Figure record extracts

-*-*-

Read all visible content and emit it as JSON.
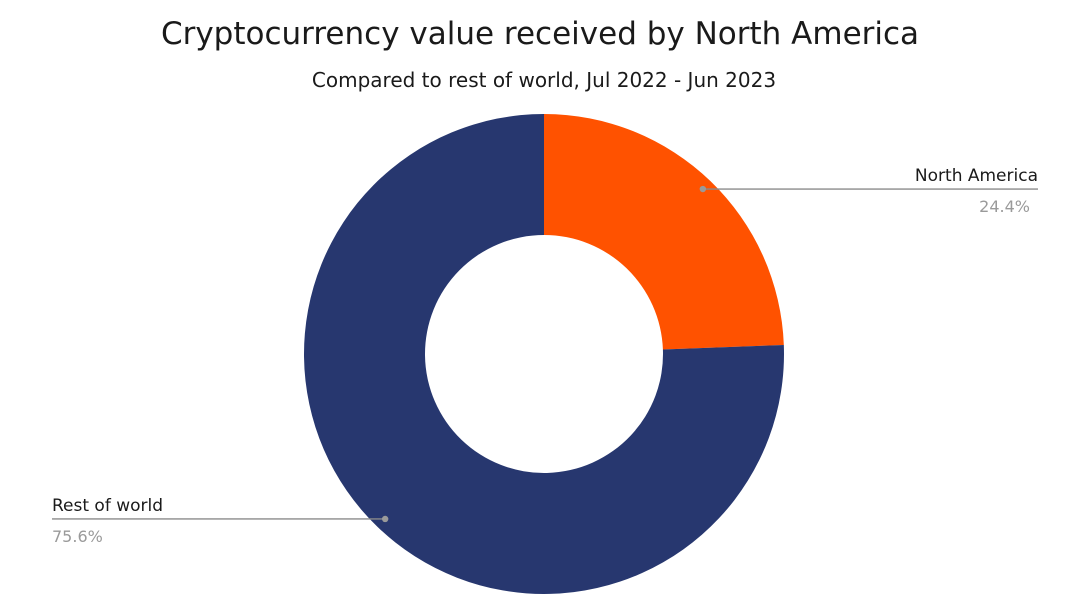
{
  "chart_data": {
    "type": "pie",
    "title": "Cryptocurrency value received by North America",
    "subtitle": "Compared to rest of world, Jul 2022 - Jun 2023",
    "categories": [
      "North America",
      "Rest of world"
    ],
    "values": [
      24.4,
      75.6
    ],
    "value_labels": [
      "24.4%",
      "75.6%"
    ],
    "colors": [
      "#ff5200",
      "#27376f"
    ],
    "donut": true
  }
}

-*-*-

> WHAT YOU SHOULD DO: Show every line that contains the word "America".

> ANSWER TO THE PROBLEM:
    "title": "Cryptocurrency value received by North America",
      "North America",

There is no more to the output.